| Try it |
In the abstract on platelet protein synthesis, which two fibrinogen-related products increased the rate of synthesis, and by about how much?

| Reading passage |
Extracellular Factors Influencing the In Vitro Protein Synthesis of Platelets

Abstract

Regulation of platelet protein synthesis by selected extracellular factors and events have been examined. Protein synthetic function was assessed by the incorporation of ³H-leucine into trichloroacetic acid-precipitable protein and was characterized by: a) incorporation of 0.1 μ moles leucine/hr/10⁸8 platelets; b) sensitivity to puromycin but not actinomycin D; and c) synthesis of multiple size species. Inhibition and potentiation of the rate of protein synthesis by extracellular factors was demonstrable. Plasma and serum both inhibited protein synthesis, and the inhibitory effect appeared to be dependent upon a cooperative effect of two distinct plasma factors. The inhibitory effect may reflect a decrease in the rate of protein synthesis and/or an increase in the rate of protein catabolism. Fibrinogen and its plasmic cleavage products X, Y and E did not affect platelet protein synthesis; but the D: E complex and D fragment produced approximately 50% increases in the rate of synthesis. Protein synthesis and the release reaction appeared to be independent cellular functions as ADP, thrombin, AMP, ATP, adenosine and dibutyryl derivatives of cyclic AMP and GMP did not influence protein synthesis. Epinephrine at 1 mM inhibited the initial rate of protein synthesis by 45%; however, this effect appeared to be independent of the release reaction. It is concluded that platelet protein synthesis in vitro is independent of selected platelet hemostatic functions such as the release reaction but is susceptible to regulation by agents which occur in vivo.

| Data listing |

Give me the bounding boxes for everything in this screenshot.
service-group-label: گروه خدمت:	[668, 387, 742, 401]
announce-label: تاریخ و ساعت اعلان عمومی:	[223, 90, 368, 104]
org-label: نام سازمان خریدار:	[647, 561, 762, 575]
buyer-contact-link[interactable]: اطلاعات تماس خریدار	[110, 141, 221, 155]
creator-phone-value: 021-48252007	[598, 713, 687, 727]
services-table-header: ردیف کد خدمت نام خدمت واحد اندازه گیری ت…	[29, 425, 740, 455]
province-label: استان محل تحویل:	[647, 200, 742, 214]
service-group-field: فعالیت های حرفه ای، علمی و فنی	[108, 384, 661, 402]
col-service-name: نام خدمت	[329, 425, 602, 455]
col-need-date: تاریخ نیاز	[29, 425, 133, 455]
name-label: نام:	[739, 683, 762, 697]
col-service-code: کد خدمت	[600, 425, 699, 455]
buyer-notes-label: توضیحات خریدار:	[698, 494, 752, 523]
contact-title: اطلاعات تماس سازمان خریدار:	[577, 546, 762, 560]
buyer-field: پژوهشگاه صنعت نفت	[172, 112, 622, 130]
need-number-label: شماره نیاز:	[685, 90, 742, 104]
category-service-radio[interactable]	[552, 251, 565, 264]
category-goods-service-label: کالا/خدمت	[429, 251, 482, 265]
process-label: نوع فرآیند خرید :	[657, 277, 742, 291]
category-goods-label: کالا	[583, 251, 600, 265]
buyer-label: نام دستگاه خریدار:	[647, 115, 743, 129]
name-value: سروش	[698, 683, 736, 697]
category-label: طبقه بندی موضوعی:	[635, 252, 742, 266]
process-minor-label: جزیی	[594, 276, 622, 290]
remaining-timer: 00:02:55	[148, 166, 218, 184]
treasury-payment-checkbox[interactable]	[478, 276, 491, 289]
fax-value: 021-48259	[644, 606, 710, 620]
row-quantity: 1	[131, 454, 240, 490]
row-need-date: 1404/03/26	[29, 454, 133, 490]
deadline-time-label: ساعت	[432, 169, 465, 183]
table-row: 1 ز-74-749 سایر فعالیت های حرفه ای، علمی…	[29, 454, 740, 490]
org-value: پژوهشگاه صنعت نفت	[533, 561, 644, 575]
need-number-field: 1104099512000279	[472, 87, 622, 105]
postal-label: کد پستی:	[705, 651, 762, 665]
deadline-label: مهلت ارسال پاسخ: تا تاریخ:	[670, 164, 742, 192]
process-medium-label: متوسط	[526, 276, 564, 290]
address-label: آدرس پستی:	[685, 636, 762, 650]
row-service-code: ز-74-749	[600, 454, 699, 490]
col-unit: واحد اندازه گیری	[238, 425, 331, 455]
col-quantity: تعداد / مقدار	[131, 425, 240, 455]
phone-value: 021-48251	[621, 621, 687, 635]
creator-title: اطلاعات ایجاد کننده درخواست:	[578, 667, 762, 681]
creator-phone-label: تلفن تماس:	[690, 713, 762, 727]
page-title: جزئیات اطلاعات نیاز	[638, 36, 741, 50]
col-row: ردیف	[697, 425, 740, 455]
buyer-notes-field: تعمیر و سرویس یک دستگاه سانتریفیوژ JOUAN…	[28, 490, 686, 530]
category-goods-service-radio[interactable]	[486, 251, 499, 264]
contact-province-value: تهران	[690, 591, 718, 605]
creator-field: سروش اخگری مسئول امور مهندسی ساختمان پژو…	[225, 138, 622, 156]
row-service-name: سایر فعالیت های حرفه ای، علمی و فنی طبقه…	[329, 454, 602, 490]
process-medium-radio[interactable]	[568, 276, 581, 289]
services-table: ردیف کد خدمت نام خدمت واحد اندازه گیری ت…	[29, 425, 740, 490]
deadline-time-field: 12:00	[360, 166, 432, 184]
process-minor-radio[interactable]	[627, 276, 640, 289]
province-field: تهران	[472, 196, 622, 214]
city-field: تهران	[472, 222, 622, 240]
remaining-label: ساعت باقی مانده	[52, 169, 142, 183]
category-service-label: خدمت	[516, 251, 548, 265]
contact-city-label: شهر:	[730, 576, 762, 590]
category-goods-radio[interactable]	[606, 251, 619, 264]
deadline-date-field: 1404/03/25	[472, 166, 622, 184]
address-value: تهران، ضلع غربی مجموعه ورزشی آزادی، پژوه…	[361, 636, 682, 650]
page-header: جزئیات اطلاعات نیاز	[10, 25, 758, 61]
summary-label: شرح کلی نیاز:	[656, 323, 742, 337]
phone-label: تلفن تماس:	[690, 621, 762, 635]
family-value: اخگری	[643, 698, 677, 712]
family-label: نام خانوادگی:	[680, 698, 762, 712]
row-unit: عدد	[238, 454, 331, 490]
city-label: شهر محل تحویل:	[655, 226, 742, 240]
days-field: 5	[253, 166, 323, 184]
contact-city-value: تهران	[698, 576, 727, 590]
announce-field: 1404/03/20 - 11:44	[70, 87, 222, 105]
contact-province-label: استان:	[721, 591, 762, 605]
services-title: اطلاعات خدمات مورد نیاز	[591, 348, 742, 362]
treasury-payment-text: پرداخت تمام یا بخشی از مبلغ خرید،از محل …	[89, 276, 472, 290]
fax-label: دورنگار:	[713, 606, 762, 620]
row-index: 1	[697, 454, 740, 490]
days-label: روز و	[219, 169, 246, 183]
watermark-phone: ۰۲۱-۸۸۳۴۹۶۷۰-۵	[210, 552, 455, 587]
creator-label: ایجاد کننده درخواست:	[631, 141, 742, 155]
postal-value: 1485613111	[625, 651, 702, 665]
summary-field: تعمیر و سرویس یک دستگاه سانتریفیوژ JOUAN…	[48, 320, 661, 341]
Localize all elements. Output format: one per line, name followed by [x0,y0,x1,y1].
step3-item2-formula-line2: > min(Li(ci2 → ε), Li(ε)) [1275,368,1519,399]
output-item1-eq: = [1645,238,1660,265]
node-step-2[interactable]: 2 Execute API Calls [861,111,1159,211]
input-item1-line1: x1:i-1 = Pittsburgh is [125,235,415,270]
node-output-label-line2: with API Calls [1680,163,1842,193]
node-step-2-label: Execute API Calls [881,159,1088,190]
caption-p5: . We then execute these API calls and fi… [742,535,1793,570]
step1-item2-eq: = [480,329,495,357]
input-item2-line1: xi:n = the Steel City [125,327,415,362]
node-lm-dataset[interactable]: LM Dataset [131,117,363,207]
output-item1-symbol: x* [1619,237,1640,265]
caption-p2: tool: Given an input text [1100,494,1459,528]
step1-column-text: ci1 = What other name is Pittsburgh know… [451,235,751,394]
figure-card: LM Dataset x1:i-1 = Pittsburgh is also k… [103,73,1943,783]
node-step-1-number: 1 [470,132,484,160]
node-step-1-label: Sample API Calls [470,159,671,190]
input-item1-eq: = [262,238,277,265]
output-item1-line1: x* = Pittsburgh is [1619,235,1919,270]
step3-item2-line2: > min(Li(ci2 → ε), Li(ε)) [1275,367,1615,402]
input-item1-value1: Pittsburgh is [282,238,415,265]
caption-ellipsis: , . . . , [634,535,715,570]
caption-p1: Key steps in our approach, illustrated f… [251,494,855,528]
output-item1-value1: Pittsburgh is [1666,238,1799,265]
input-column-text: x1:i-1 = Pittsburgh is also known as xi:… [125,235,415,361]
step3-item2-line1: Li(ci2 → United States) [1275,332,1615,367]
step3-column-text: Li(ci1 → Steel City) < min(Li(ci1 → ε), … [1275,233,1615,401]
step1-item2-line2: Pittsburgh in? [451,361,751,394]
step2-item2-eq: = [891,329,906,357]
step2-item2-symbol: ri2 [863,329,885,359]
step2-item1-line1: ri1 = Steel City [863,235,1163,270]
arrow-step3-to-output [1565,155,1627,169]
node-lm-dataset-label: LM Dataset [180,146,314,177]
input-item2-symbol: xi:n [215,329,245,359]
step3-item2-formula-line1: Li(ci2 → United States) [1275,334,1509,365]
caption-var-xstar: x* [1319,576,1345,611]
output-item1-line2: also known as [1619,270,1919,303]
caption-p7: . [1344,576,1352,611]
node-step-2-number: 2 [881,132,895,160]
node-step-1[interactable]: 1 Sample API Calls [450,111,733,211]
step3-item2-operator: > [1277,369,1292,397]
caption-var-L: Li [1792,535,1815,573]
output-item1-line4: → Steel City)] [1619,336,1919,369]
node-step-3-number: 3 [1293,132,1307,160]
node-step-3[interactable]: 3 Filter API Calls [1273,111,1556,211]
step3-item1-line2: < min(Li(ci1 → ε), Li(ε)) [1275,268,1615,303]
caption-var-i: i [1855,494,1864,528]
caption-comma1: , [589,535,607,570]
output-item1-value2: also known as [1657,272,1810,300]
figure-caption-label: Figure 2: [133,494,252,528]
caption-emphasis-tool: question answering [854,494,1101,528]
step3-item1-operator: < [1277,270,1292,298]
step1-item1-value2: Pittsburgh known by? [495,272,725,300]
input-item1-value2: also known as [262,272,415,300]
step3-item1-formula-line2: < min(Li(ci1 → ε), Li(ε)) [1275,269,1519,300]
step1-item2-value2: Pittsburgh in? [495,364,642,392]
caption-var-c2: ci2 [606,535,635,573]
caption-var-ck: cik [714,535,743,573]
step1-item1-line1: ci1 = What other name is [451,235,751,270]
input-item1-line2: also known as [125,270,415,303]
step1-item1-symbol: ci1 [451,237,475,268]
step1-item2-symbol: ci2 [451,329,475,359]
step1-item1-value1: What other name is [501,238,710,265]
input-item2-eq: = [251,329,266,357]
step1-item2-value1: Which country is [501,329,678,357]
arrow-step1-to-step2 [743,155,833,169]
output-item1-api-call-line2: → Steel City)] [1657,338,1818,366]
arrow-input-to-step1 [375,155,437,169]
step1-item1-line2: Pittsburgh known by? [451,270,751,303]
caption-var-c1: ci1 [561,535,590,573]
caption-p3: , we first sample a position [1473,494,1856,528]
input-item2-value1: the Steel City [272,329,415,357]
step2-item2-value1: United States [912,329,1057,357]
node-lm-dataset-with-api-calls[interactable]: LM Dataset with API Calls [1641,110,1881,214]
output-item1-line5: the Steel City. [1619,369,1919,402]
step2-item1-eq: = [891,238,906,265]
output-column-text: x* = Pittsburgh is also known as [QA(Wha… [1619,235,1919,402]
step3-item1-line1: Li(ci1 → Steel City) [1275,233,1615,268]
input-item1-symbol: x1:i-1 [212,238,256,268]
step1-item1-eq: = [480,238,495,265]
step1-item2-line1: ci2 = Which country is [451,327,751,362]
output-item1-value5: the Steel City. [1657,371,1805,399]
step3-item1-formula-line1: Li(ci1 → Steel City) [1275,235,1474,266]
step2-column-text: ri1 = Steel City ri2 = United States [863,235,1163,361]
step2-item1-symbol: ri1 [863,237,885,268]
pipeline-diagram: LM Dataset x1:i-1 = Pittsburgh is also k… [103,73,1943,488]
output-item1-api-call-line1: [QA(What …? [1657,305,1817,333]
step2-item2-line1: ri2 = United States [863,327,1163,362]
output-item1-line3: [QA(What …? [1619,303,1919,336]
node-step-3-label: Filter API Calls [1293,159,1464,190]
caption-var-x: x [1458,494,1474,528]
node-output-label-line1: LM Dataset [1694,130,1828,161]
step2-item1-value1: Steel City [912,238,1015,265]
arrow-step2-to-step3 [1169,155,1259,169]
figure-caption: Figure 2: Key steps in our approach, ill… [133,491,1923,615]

| Task solution |
The D:E complex and the D fragment, each by approximately 50%.